EXTRACTED RECORDS -
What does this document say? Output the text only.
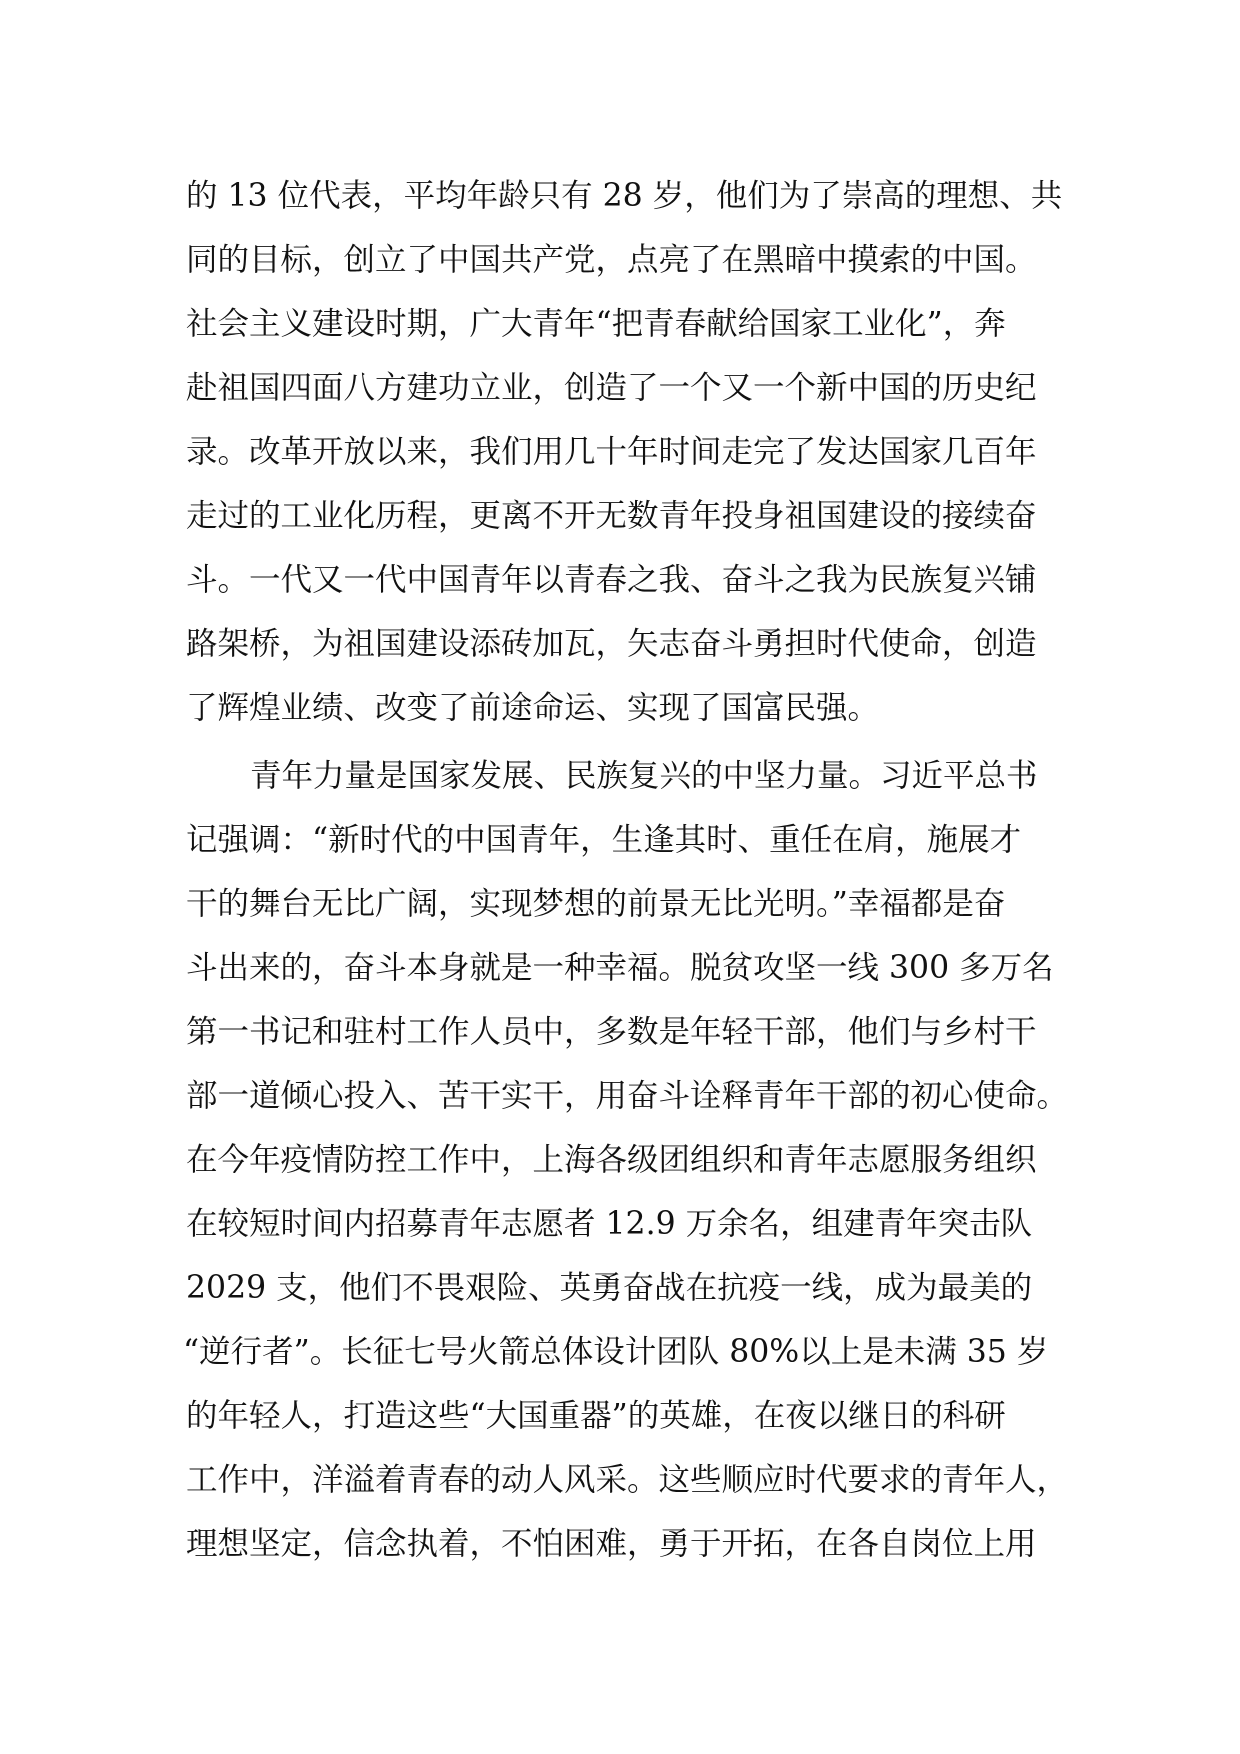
的 13 位代表，平均年龄只有 28 岁，他们为了崇高的理想、共
同的目标，创立了中国共产党，点亮了在黑暗中摸索的中国。
社会主义建设时期，广大青年“把青春献给国家工业化”，奔
赴祖国四面八方建功立业，创造了一个又一个新中国的历史纪
录。改革开放以来，我们用几十年时间走完了发达国家几百年
走过的工业化历程，更离不开无数青年投身祖国建设的接续奋
斗。一代又一代中国青年以青春之我、奋斗之我为民族复兴铺
路架桥，为祖国建设添砖加瓦，矢志奋斗勇担时代使命，创造
了辉煌业绩、改变了前途命运、实现了国富民强。
青年力量是国家发展、民族复兴的中坚力量。习近平总书
记强调：“新时代的中国青年，生逢其时、重任在肩，施展才
干的舞台无比广阔，实现梦想的前景无比光明。”幸福都是奋
斗出来的，奋斗本身就是一种幸福。脱贫攻坚一线 300 多万名
第一书记和驻村工作人员中，多数是年轻干部，他们与乡村干
部一道倾心投入、苦干实干，用奋斗诠释青年干部的初心使命。
在今年疫情防控工作中，上海各级团组织和青年志愿服务组织
在较短时间内招募青年志愿者 12.9 万余名，组建青年突击队
2029 支，他们不畏艰险、英勇奋战在抗疫一线，成为最美的
“逆行者”。长征七号火箭总体设计团队 80%以上是未满 35 岁
的年轻人，打造这些“大国重器”的英雄，在夜以继日的科研
工作中，洋溢着青春的动人风采。这些顺应时代要求的青年人，
理想坚定，信念执着，不怕困难，勇于开拓，在各自岗位上用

PROMPT -
Transcribe every line from the records above without alteration, and leave out the images.

RESPONSE BELOW -
What does this document say? Output the text only.
的 13 位代表，平均年龄只有 28 岁，他们为了崇高的理想、共
同的目标，创立了中国共产党，点亮了在黑暗中摸索的中国。
社会主义建设时期，广大青年“把青春献给国家工业化”，奔
赴祖国四面八方建功立业，创造了一个又一个新中国的历史纪
录。改革开放以来，我们用几十年时间走完了发达国家几百年
走过的工业化历程，更离不开无数青年投身祖国建设的接续奋
斗。一代又一代中国青年以青春之我、奋斗之我为民族复兴铺
路架桥，为祖国建设添砖加瓦，矢志奋斗勇担时代使命，创造
了辉煌业绩、改变了前途命运、实现了国富民强。
青年力量是国家发展、民族复兴的中坚力量。习近平总书
记强调：“新时代的中国青年，生逢其时、重任在肩，施展才
干的舞台无比广阔，实现梦想的前景无比光明。”幸福都是奋
斗出来的，奋斗本身就是一种幸福。脱贫攻坚一线 300 多万名
第一书记和驻村工作人员中，多数是年轻干部，他们与乡村干
部一道倾心投入、苦干实干，用奋斗诠释青年干部的初心使命。
在今年疫情防控工作中，上海各级团组织和青年志愿服务组织
在较短时间内招募青年志愿者 12.9 万余名，组建青年突击队
2029 支，他们不畏艰险、英勇奋战在抗疫一线，成为最美的
“逆行者”。长征七号火箭总体设计团队 80%以上是未满 35 岁
的年轻人，打造这些“大国重器”的英雄，在夜以继日的科研
工作中，洋溢着青春的动人风采。这些顺应时代要求的青年人，
理想坚定，信念执着，不怕困难，勇于开拓，在各自岗位上用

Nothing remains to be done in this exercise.